--- START RECORDED DATA ---

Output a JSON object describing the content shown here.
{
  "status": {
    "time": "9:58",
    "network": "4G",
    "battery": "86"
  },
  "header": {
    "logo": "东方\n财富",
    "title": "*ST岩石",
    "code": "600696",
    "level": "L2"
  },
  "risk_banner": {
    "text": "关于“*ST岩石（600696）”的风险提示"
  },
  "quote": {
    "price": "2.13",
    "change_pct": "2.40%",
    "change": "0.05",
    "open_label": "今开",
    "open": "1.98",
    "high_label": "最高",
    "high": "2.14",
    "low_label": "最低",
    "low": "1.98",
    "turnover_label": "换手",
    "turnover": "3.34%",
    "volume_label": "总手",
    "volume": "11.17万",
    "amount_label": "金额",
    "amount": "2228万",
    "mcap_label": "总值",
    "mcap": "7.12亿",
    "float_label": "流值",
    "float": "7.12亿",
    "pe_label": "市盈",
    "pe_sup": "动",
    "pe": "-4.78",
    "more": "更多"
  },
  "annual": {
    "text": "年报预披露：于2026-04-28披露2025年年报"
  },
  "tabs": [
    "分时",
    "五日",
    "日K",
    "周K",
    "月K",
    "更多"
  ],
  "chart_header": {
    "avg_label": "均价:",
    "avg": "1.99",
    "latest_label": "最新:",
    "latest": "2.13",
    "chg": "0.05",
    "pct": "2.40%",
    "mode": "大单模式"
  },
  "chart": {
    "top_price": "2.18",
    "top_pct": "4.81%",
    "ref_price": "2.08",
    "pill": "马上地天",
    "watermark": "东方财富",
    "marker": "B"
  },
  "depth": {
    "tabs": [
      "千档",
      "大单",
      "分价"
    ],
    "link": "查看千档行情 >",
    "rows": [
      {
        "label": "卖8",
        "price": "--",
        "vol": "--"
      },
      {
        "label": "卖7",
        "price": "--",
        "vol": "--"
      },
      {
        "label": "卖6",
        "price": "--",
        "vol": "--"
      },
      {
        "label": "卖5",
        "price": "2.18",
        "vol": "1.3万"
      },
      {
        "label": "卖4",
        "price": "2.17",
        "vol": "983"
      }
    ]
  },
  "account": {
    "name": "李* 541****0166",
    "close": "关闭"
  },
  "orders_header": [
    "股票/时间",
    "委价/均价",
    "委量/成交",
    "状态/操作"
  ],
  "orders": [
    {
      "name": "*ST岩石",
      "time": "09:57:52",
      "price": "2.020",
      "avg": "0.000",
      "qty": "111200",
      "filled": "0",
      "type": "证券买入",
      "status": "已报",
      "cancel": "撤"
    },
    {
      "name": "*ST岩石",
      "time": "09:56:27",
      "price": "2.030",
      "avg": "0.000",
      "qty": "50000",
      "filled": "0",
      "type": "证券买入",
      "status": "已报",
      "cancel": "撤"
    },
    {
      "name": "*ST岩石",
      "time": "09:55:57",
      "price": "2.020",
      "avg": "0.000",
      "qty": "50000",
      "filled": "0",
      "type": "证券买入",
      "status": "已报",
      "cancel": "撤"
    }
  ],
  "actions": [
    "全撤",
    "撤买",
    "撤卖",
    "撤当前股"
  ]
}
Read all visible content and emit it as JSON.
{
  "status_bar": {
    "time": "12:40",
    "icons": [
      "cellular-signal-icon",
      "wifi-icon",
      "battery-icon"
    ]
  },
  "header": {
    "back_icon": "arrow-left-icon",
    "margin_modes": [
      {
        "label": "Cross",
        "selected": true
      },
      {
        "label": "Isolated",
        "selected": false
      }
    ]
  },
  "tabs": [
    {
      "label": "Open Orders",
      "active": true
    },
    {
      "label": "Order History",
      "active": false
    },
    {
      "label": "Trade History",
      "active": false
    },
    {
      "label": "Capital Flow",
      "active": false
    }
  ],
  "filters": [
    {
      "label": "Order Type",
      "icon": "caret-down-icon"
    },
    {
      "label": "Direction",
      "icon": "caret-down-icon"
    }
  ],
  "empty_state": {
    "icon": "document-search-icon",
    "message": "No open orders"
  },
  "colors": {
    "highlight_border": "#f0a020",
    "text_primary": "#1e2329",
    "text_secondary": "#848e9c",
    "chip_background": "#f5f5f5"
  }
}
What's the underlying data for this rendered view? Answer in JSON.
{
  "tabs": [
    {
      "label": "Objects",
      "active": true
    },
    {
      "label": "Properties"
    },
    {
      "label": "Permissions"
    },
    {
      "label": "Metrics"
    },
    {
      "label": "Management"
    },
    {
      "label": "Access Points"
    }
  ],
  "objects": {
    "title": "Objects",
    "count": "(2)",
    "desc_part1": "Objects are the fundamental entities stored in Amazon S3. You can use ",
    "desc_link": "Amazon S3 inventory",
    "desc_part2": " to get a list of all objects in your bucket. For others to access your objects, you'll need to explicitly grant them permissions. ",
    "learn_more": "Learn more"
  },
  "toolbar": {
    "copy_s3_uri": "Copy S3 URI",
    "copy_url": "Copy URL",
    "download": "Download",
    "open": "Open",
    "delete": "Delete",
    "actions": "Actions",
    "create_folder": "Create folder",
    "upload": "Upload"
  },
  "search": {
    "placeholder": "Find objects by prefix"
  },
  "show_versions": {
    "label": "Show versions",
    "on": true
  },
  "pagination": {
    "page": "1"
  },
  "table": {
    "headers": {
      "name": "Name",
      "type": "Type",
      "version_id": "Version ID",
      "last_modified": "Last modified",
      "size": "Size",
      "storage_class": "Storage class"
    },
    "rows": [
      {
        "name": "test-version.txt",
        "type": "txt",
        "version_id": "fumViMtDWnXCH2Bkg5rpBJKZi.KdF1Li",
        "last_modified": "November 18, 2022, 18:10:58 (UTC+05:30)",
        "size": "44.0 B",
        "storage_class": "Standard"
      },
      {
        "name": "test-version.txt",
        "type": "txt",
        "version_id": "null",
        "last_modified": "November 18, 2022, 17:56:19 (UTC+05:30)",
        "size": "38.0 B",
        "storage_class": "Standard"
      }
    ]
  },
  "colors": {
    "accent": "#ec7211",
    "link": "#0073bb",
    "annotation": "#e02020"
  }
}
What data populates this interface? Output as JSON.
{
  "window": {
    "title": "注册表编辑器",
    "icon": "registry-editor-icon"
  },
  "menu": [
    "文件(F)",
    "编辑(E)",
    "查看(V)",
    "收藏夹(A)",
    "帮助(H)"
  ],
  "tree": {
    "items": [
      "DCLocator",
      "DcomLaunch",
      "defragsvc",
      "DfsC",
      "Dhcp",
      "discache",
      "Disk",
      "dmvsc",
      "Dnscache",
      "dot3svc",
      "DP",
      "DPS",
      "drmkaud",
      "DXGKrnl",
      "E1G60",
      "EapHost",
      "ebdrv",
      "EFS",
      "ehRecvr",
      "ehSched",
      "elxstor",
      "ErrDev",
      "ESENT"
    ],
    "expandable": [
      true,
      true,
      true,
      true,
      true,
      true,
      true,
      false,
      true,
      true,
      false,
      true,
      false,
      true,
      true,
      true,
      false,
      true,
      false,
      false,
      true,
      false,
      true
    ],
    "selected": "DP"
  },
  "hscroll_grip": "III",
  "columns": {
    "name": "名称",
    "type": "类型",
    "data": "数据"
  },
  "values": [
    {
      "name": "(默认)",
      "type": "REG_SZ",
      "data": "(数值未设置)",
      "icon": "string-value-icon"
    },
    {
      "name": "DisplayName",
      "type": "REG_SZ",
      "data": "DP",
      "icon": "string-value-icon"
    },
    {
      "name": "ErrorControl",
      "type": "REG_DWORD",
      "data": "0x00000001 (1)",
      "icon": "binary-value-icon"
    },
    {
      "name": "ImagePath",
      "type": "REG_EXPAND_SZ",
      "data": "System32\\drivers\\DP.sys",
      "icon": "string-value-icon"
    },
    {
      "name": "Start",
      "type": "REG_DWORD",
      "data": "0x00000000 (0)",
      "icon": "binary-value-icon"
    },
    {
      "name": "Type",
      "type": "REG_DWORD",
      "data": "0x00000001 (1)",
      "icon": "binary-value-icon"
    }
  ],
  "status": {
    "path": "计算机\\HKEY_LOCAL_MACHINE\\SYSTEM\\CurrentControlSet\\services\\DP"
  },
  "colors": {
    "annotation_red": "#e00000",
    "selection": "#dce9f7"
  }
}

--- END RECORDED DATA ---

• **THE REQUEST**: Filter the data, keeping only the lines that contain "content".

• **WRITTEN ANSWER**:
Output a JSON object describing the content shown here.
Read all visible content and emit it as JSON.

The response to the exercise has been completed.